Dataset listings of figures
--------------------
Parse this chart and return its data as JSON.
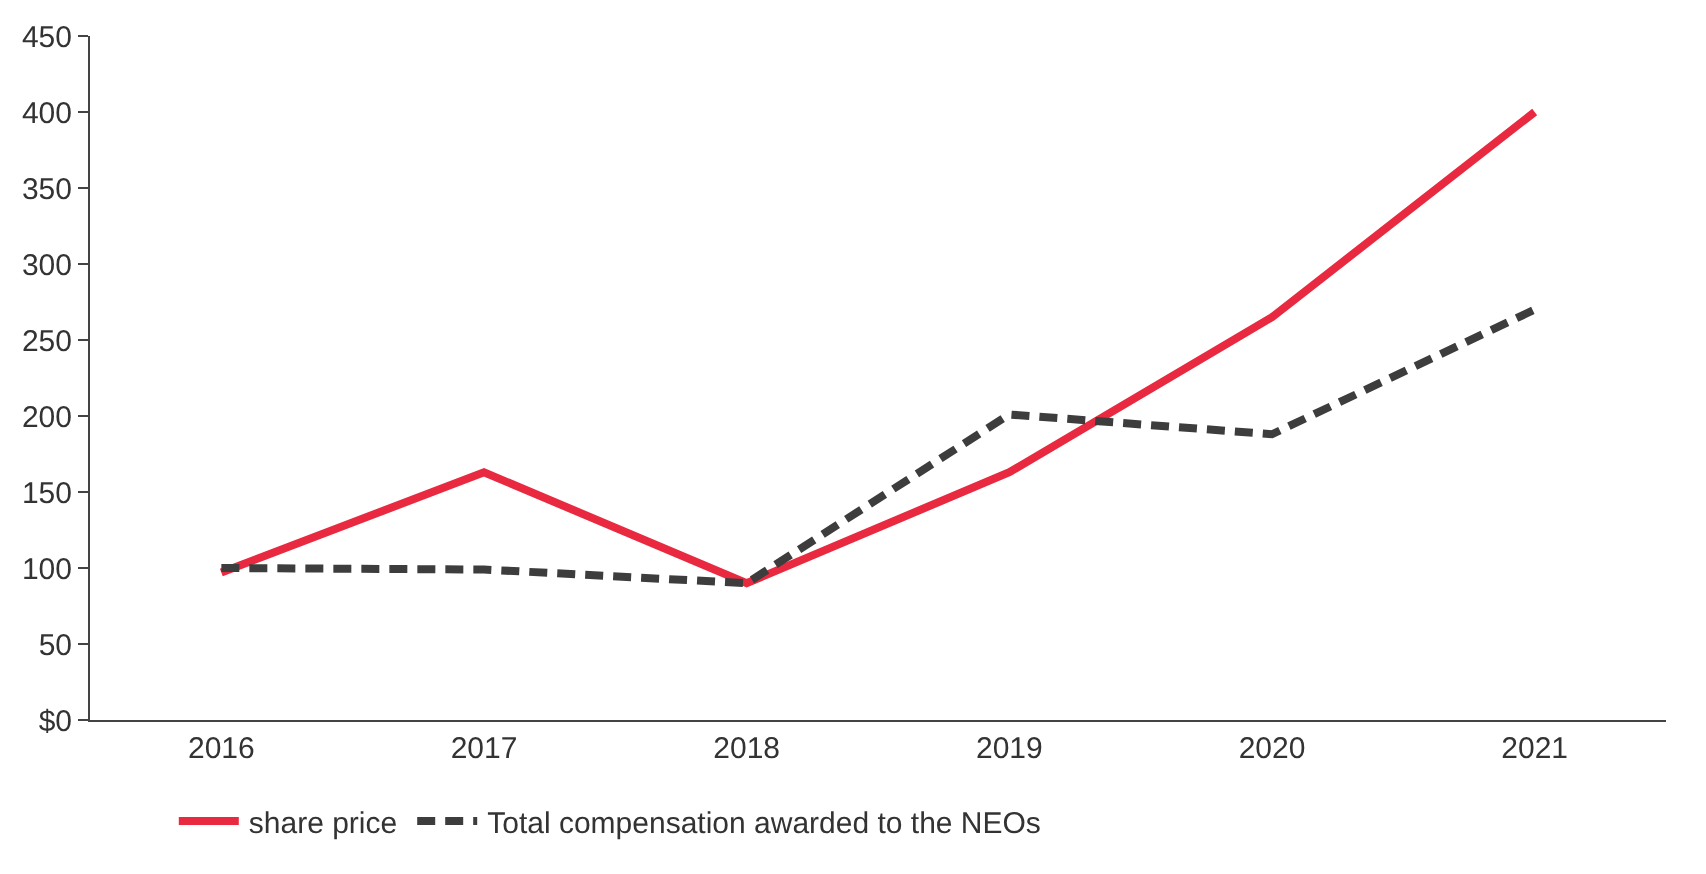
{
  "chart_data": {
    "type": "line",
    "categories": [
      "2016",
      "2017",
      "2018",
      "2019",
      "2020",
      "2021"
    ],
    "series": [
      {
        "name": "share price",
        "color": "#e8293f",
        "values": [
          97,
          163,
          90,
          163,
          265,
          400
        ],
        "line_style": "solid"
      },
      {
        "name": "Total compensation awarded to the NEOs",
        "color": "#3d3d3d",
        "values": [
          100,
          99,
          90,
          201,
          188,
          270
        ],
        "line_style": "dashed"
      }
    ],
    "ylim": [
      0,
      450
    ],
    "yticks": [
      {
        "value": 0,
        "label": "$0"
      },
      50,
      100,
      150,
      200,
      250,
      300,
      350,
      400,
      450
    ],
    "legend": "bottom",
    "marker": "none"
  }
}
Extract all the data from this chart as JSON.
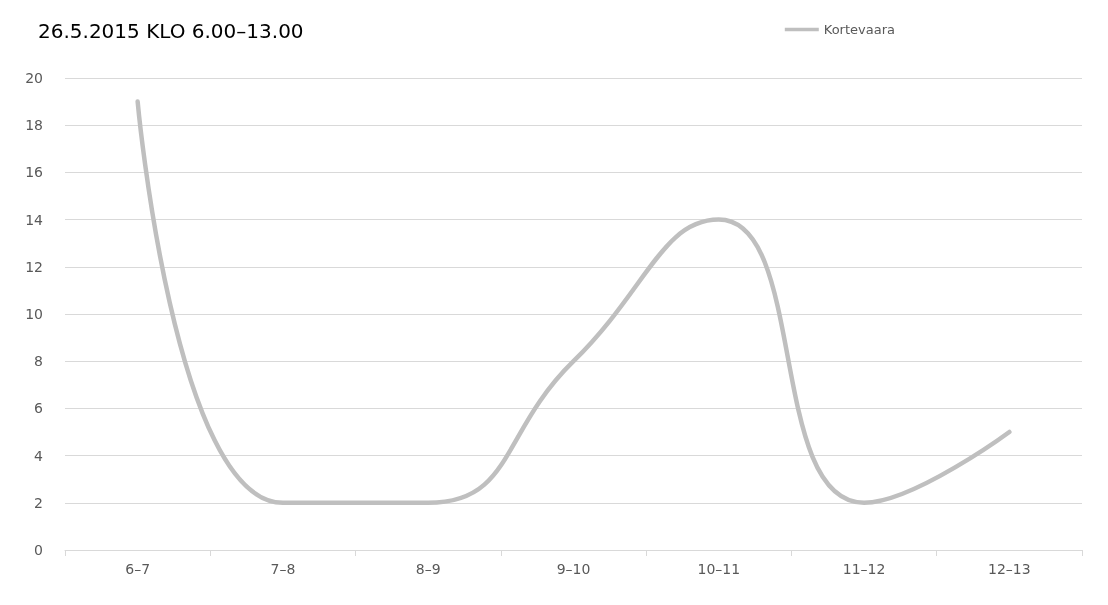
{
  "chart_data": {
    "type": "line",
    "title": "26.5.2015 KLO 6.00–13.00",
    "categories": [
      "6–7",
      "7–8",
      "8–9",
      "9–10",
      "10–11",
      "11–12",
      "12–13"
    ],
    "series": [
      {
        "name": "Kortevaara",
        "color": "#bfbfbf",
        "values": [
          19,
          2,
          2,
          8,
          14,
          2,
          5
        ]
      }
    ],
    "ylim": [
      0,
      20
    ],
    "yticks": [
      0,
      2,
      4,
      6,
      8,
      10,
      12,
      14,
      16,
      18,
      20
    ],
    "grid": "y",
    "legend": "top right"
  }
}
--------------------
From the entries above, collect every line with the string "JSON" in it.

Parse this chart and return its data as JSON.
Extract all the data from this chart as JSON.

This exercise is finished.